Stated problem:
Of the lines in this listing, how many contain the word "GOLES"? Give the number and nothing else.

Dataset entries on figures:
>> begin

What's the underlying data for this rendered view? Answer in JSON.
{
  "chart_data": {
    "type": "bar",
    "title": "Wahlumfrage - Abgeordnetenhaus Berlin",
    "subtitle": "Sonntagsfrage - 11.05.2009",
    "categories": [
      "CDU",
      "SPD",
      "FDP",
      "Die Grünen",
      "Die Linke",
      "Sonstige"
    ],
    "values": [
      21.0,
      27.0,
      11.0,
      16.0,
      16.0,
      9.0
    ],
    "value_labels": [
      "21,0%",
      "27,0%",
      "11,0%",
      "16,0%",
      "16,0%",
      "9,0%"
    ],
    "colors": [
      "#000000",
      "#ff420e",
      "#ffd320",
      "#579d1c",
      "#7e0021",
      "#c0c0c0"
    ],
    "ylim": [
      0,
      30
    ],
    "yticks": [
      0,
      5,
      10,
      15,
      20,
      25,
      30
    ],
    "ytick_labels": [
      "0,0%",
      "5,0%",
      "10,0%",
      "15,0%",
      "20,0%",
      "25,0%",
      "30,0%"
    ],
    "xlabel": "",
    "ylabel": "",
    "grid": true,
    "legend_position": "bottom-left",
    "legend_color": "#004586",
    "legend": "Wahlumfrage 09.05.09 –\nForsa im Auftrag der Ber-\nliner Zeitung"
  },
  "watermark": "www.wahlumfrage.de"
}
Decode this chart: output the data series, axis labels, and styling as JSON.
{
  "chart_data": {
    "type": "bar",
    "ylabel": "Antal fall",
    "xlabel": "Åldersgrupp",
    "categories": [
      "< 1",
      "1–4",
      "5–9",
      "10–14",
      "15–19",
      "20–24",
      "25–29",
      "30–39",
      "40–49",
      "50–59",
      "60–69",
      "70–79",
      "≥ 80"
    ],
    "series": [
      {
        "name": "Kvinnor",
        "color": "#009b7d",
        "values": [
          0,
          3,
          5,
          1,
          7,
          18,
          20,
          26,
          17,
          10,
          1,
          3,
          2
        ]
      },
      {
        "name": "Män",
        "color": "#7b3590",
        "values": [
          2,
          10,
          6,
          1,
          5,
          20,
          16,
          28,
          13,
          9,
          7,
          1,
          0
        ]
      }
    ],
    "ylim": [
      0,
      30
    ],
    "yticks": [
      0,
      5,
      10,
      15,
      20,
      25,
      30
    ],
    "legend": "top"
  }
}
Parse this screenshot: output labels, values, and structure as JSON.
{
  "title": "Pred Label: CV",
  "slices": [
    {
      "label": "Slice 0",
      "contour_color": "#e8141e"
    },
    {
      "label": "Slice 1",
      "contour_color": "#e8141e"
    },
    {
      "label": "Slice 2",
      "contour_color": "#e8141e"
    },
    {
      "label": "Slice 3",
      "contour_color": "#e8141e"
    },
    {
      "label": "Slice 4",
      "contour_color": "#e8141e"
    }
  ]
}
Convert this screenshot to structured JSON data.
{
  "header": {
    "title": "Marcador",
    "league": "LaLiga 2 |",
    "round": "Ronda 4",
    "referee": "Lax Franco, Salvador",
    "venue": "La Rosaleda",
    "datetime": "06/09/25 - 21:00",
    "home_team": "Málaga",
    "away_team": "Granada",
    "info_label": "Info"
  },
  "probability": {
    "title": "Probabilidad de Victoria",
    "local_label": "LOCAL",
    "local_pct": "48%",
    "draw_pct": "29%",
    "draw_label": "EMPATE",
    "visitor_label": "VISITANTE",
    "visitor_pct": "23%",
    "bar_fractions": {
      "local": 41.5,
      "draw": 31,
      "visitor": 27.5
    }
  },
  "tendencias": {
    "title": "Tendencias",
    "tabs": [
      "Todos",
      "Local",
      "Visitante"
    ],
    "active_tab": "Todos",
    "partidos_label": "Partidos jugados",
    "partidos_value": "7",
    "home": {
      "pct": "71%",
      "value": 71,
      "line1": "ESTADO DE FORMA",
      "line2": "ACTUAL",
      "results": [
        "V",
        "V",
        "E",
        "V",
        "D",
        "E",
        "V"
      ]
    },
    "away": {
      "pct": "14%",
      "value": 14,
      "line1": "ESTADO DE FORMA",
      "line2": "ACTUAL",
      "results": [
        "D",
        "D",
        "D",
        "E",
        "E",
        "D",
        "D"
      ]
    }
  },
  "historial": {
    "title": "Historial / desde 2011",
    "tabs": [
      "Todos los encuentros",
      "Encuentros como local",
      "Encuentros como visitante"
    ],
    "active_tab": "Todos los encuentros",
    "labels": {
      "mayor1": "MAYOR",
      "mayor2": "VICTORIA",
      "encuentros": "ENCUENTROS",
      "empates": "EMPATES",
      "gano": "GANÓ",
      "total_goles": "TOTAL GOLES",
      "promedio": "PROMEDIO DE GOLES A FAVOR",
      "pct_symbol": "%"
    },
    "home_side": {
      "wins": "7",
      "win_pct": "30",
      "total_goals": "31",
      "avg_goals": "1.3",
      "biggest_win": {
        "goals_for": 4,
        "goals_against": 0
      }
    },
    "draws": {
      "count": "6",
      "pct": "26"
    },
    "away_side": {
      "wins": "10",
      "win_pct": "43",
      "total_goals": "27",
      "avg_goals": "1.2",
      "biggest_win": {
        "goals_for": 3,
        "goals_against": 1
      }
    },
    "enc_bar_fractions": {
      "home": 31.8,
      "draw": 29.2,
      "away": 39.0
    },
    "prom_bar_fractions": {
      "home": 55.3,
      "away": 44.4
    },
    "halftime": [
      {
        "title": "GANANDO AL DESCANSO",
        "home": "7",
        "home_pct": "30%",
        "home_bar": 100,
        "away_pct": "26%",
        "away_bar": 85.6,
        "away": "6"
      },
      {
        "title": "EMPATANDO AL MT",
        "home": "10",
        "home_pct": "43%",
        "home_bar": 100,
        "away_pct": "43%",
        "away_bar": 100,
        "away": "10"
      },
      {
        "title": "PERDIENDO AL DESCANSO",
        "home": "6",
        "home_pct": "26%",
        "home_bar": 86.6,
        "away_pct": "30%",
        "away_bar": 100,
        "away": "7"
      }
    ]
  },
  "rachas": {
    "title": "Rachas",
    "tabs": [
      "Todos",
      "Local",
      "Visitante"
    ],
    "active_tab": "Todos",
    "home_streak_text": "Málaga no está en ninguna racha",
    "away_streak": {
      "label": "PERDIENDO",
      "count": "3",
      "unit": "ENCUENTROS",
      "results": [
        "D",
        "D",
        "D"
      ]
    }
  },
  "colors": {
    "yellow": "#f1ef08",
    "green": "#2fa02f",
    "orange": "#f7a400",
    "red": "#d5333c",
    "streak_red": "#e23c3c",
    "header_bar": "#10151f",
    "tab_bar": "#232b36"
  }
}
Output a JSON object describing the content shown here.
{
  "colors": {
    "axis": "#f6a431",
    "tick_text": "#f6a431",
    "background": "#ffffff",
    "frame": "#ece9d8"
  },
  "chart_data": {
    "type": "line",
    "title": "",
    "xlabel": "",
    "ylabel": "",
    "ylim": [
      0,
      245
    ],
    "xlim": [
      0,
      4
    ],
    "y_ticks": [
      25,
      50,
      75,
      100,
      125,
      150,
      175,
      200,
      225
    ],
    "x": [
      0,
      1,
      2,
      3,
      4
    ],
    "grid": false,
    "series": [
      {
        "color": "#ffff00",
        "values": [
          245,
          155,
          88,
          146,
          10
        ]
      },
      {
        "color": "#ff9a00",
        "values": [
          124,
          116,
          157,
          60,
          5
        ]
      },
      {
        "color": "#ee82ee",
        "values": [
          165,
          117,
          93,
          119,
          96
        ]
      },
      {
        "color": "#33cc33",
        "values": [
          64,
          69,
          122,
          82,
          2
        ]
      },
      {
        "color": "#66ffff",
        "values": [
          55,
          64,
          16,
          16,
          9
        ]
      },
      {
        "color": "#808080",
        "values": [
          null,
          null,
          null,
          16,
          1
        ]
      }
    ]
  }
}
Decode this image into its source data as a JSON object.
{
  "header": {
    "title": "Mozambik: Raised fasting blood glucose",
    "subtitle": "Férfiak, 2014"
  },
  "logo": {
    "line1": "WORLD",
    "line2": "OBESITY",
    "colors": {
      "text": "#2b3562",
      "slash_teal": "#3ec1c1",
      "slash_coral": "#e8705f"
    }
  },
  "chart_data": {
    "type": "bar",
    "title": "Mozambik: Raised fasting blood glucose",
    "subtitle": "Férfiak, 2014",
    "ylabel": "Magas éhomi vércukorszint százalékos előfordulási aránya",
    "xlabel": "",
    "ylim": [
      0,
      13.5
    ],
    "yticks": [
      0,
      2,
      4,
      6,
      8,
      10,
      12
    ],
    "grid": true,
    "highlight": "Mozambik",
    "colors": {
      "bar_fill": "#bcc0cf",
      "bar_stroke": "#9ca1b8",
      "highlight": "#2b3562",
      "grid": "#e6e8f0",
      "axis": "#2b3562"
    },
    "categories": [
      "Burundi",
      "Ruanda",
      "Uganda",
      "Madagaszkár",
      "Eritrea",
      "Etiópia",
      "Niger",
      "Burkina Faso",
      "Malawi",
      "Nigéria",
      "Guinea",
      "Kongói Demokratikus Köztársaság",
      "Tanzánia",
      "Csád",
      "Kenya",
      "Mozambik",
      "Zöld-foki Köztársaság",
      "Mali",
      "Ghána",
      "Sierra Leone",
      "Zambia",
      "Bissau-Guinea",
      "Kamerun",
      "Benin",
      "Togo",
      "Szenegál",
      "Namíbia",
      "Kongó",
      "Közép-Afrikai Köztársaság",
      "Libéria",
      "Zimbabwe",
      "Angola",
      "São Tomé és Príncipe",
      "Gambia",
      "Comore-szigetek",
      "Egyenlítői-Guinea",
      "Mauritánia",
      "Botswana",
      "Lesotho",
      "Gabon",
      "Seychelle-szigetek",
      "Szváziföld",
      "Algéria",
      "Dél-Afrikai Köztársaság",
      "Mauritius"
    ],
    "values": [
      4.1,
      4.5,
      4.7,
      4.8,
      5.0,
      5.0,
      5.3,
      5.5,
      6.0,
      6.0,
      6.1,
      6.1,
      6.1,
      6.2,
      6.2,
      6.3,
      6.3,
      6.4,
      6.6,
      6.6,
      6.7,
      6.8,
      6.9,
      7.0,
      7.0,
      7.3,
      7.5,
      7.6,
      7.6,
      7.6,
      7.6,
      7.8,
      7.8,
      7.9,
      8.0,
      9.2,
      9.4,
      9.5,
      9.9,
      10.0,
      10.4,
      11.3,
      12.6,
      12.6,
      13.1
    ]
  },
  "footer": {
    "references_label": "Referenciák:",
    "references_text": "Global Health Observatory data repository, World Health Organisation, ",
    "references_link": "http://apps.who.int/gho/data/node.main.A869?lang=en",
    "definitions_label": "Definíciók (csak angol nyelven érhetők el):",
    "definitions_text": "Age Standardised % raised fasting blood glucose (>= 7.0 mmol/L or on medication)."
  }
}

>> end

The answer:
2